WHAT YOU WILL DO: Scan the records and identify every line in which the string "name" occurs, then return those lines.

------------------------------

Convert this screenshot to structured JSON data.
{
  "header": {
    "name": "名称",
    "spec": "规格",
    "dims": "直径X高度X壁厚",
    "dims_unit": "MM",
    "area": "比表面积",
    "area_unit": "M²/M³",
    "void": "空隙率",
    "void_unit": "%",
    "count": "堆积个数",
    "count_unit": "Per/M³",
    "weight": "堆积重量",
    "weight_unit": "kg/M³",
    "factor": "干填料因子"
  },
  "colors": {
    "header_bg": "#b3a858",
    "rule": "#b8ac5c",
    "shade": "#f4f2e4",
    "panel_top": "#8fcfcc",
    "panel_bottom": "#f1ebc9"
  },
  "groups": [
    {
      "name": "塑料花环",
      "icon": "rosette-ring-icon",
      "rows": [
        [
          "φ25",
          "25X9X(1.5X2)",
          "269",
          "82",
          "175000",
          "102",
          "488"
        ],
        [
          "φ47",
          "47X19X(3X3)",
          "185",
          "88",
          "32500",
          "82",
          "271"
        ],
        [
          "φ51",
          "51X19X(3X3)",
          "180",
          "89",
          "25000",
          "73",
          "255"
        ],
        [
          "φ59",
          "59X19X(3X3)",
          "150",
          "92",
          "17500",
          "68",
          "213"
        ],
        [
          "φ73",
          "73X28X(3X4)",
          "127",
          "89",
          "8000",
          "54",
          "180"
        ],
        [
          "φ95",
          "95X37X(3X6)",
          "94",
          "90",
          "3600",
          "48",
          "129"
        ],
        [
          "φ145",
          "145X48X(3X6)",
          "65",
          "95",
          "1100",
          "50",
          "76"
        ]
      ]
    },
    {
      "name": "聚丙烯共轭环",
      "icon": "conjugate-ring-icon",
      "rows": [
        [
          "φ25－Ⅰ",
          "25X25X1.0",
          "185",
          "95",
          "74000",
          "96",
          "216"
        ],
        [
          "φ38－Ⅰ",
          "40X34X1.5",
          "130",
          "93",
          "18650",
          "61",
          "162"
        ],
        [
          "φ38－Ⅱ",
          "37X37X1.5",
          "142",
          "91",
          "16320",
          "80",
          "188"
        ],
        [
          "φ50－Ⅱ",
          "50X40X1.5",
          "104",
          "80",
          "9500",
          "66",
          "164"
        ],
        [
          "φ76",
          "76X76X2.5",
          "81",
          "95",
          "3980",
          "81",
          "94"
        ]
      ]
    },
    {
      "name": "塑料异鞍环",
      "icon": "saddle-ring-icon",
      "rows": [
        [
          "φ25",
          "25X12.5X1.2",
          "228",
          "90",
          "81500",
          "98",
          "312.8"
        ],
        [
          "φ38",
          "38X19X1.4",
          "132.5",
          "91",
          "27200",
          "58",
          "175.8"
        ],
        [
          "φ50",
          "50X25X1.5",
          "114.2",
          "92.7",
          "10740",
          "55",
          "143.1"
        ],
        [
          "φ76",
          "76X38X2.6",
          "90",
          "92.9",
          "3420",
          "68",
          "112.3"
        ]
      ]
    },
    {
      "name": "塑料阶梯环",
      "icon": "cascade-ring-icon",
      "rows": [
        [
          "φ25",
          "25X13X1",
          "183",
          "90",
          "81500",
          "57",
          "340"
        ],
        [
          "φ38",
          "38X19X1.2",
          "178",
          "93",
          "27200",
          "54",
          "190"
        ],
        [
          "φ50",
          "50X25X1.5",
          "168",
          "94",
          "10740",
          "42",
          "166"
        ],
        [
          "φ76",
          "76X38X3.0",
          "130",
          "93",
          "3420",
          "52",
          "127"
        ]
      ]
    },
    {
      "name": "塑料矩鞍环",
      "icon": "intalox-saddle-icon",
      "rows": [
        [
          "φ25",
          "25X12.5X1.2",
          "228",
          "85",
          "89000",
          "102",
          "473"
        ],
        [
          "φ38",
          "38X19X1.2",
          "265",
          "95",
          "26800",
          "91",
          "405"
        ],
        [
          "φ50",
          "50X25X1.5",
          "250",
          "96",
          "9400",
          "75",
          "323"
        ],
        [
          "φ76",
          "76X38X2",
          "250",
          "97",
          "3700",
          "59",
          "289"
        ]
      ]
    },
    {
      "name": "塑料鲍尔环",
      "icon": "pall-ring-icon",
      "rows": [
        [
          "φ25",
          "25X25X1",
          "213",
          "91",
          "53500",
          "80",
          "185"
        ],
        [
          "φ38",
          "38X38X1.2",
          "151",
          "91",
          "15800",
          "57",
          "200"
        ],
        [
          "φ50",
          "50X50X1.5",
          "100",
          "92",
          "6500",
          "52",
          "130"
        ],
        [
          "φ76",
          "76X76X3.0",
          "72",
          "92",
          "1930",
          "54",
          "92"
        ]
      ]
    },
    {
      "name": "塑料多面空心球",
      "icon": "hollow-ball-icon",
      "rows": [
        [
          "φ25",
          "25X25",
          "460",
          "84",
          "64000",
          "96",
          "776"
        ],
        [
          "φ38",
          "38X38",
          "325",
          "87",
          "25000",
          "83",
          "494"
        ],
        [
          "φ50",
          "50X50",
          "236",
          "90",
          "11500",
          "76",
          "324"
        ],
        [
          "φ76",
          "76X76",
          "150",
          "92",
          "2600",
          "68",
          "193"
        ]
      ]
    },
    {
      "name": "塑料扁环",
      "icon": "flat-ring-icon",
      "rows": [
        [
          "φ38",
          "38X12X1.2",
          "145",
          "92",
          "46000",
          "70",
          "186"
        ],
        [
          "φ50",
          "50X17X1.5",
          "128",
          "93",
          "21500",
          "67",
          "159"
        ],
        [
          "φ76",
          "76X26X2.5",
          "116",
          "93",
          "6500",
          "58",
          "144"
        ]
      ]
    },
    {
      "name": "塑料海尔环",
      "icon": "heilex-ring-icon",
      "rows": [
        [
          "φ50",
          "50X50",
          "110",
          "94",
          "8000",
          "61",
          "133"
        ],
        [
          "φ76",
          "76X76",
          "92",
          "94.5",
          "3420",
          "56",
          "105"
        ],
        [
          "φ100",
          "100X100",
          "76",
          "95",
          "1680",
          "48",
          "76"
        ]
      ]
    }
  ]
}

------------------------------

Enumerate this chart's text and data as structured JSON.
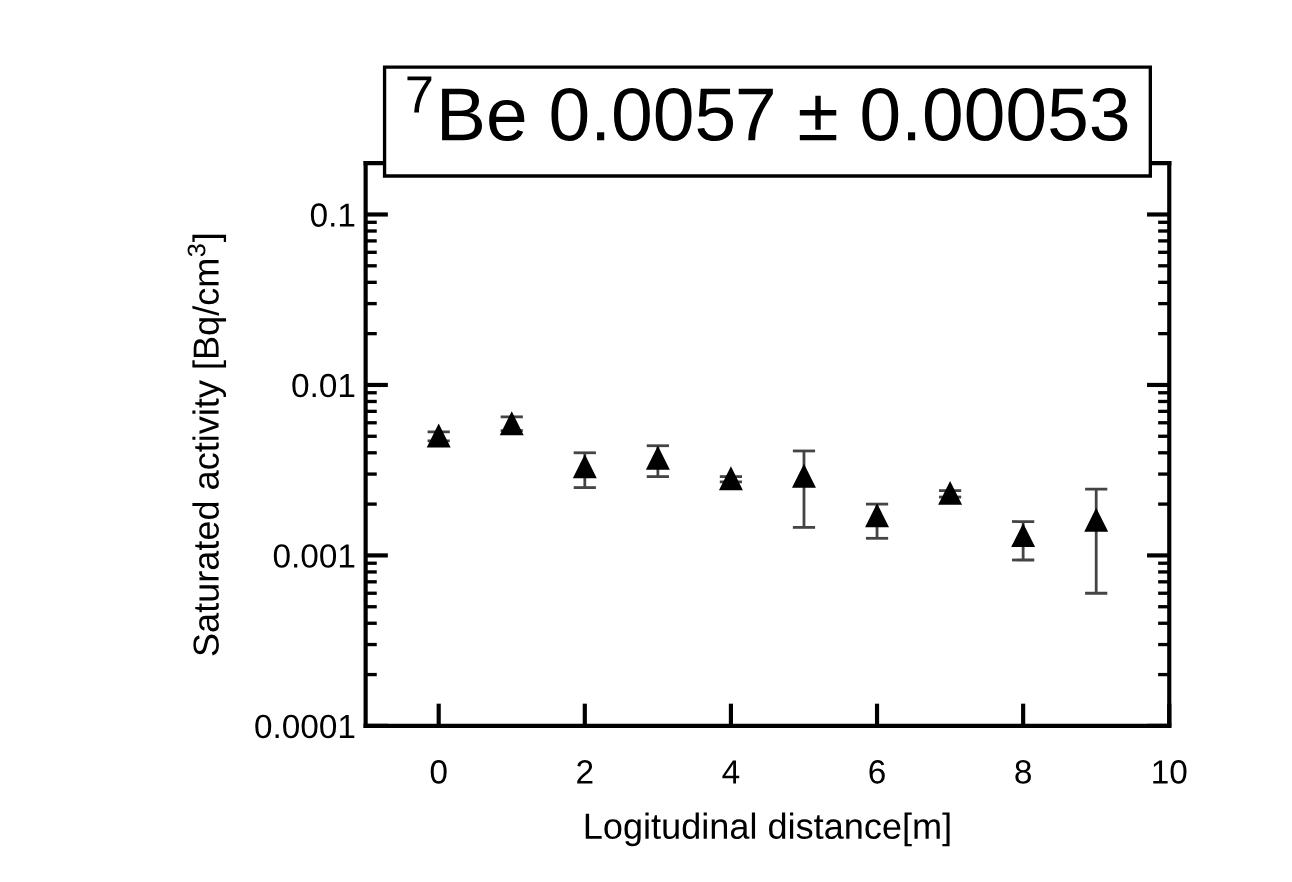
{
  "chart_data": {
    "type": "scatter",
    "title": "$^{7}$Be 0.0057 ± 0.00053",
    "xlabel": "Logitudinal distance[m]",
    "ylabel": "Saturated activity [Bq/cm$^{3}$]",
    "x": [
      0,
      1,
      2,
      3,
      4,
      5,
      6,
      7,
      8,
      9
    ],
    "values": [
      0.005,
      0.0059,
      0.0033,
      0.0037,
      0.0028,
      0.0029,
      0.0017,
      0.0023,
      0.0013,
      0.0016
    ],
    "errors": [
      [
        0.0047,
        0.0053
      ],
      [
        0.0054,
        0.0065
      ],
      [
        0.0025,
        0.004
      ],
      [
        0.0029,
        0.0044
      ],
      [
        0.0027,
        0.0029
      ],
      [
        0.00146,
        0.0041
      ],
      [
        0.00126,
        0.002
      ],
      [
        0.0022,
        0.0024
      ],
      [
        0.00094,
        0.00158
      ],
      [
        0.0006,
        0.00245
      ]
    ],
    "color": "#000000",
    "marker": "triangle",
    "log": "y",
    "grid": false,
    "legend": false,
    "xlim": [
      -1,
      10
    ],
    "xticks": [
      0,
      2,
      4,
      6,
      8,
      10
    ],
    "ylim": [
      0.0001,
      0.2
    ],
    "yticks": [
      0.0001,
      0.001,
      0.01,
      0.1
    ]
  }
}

------------------------------

ANSWER TO THE EXERCISE:
    "name": "名称",
      "name": "塑料花环",
      "name": "聚丙烯共轭环",
      "name": "塑料异鞍环",
      "name": "塑料阶梯环",
      "name": "塑料矩鞍环",
      "name": "塑料鲍尔环",
      "name": "塑料多面空心球",
      "name": "塑料扁环",
      "name": "塑料海尔环",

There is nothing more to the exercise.